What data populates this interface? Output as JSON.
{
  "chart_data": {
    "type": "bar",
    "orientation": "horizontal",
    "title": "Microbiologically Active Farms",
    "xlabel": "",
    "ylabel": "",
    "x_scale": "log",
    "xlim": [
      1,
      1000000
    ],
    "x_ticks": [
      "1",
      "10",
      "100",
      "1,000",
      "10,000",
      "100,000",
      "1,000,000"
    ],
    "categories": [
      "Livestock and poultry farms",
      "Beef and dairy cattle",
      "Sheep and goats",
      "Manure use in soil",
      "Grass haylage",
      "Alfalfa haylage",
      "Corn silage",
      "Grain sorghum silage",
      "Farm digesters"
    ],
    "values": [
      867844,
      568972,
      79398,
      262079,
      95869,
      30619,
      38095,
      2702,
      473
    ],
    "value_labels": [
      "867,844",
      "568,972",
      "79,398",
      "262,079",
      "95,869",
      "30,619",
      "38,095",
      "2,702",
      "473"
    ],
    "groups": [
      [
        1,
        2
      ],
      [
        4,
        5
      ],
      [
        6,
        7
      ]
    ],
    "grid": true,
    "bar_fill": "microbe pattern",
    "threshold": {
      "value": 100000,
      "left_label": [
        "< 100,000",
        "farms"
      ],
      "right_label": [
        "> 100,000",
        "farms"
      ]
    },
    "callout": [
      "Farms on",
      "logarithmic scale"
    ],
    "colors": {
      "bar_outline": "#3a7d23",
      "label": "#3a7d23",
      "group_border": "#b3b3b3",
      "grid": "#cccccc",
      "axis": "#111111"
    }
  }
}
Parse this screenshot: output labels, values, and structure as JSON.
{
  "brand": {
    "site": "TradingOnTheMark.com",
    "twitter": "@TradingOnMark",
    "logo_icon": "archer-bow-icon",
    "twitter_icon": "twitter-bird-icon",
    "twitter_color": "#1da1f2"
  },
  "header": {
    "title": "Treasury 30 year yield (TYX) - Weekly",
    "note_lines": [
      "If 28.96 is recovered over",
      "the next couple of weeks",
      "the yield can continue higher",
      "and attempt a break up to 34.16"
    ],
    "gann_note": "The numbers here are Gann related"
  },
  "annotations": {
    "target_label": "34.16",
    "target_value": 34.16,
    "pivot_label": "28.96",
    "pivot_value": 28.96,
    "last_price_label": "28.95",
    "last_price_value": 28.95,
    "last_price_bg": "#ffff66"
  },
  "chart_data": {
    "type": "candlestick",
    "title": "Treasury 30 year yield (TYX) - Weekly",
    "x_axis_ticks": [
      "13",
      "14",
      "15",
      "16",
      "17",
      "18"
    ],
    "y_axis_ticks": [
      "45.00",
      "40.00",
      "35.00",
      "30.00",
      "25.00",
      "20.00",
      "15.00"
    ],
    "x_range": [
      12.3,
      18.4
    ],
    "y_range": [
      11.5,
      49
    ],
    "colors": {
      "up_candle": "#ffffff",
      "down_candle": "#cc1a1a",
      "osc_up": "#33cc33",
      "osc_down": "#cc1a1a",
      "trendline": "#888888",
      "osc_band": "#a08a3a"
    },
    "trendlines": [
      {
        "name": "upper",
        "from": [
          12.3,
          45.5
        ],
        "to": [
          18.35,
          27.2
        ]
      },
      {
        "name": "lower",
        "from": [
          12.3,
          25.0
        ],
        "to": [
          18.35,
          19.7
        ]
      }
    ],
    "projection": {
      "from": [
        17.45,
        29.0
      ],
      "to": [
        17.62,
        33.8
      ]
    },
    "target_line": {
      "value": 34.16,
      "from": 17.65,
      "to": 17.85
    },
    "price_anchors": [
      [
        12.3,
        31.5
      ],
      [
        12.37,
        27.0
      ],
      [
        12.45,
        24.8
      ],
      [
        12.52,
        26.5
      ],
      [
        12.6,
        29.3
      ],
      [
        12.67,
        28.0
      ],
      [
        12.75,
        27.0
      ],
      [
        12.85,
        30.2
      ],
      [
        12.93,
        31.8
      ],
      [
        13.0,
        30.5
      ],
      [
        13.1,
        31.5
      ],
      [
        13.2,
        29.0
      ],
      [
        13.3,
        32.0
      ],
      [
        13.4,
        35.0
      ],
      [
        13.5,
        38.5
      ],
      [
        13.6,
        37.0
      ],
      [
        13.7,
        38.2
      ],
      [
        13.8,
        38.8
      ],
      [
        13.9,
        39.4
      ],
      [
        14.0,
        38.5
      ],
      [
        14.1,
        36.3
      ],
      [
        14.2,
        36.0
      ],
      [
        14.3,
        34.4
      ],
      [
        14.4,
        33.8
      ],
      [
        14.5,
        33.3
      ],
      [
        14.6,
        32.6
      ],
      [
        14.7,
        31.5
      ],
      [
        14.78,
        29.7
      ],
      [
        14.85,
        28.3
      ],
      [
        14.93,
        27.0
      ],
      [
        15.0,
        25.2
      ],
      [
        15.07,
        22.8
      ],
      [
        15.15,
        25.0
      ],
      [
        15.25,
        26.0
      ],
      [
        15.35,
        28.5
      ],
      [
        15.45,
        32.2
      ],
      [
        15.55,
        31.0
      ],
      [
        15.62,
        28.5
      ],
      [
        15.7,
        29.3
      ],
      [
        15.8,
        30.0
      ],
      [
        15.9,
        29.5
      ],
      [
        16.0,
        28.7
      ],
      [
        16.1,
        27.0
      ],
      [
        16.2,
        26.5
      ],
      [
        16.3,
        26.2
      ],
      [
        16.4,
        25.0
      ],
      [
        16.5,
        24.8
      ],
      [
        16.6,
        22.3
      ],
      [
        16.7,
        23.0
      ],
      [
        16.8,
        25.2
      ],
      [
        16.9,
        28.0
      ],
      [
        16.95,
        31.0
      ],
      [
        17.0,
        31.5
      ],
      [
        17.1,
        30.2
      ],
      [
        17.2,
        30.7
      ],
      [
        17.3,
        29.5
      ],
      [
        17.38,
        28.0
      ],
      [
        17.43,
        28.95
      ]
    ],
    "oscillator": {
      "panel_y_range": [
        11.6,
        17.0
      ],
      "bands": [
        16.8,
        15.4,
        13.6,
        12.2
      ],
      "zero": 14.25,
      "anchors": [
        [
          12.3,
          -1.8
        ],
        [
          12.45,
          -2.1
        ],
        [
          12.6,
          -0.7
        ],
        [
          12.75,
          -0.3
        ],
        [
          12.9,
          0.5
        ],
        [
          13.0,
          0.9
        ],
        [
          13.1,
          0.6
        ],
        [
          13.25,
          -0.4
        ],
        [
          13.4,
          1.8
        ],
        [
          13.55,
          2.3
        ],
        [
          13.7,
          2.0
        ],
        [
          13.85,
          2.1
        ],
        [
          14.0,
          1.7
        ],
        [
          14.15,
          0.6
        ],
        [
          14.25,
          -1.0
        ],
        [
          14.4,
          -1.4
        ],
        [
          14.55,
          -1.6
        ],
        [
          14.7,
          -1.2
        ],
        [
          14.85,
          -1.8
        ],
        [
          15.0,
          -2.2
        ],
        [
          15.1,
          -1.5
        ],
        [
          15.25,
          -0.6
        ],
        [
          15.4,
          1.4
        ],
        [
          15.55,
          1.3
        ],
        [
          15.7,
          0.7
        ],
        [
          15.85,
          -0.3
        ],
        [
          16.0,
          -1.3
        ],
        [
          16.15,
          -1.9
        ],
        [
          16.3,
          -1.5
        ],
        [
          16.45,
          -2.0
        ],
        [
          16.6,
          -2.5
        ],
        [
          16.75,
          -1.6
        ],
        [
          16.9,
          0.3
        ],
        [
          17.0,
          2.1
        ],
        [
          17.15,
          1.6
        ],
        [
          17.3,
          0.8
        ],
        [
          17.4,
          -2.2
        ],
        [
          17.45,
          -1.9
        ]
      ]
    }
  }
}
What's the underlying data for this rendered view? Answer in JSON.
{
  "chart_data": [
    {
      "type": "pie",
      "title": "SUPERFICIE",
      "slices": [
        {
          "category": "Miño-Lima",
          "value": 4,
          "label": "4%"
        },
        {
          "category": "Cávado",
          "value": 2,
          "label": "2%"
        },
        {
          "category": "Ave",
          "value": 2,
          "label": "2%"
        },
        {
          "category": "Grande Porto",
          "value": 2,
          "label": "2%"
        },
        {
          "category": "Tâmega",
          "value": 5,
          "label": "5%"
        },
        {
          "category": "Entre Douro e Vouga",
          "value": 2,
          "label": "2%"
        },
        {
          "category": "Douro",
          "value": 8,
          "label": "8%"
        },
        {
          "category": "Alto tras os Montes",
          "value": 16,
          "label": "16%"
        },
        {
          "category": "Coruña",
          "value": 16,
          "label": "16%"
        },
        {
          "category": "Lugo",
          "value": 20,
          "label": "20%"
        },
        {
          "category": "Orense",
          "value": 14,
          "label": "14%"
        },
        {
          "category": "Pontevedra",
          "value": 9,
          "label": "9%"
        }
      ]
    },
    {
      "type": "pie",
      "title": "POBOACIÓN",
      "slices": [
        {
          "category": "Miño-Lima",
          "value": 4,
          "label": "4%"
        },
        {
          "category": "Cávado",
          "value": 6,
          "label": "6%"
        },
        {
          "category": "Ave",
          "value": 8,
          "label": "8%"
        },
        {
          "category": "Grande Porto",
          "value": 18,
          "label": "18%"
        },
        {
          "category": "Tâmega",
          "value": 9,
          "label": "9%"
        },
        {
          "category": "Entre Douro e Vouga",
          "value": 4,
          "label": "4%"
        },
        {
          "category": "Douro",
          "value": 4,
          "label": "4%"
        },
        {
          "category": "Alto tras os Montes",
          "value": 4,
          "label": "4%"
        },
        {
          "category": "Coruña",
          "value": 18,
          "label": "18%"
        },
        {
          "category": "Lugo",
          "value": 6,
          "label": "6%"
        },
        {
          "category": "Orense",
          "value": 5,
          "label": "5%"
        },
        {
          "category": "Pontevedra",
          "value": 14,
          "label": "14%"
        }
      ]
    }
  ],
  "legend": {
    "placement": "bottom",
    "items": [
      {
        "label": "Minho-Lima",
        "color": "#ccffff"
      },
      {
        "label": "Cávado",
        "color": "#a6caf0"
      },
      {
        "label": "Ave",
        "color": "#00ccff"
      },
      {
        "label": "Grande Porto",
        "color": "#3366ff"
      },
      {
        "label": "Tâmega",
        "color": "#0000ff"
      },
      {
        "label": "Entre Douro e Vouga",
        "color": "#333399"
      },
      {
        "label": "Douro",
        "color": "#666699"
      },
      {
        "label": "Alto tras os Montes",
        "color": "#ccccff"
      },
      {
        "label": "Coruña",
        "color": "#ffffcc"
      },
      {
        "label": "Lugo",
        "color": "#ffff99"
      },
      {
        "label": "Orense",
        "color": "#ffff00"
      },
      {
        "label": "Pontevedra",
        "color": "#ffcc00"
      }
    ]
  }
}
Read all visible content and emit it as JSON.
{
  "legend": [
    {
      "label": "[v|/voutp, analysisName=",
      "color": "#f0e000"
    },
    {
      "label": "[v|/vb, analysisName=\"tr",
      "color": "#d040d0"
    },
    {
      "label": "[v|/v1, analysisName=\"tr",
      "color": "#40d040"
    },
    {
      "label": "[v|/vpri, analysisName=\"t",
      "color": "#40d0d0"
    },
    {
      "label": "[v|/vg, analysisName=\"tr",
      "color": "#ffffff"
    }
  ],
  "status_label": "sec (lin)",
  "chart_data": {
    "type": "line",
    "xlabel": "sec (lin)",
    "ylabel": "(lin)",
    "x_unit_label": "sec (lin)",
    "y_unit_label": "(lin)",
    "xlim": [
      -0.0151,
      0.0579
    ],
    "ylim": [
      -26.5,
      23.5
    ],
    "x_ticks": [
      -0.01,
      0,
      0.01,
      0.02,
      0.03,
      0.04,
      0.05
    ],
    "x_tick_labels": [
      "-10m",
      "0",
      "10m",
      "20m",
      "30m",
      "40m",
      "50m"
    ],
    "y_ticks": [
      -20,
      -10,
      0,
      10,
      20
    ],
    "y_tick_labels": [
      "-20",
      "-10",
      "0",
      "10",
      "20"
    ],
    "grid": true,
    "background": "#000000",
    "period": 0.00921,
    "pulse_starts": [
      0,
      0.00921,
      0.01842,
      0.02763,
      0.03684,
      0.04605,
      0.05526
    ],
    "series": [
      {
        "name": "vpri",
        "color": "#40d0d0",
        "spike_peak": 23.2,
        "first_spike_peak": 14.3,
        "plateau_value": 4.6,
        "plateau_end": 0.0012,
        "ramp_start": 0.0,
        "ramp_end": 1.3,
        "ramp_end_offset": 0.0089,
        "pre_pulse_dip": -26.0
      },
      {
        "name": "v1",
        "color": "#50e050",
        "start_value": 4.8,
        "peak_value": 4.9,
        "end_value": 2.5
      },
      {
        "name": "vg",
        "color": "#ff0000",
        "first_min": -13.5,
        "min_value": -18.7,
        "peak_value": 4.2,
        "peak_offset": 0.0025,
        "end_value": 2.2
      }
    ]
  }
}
------
> [Problem details] Check each line of the records for "icon" and copy the ones that contain it.

> [Correct output]
    "logo_icon": "archer-bow-icon",
    "twitter_icon": "twitter-bird-icon",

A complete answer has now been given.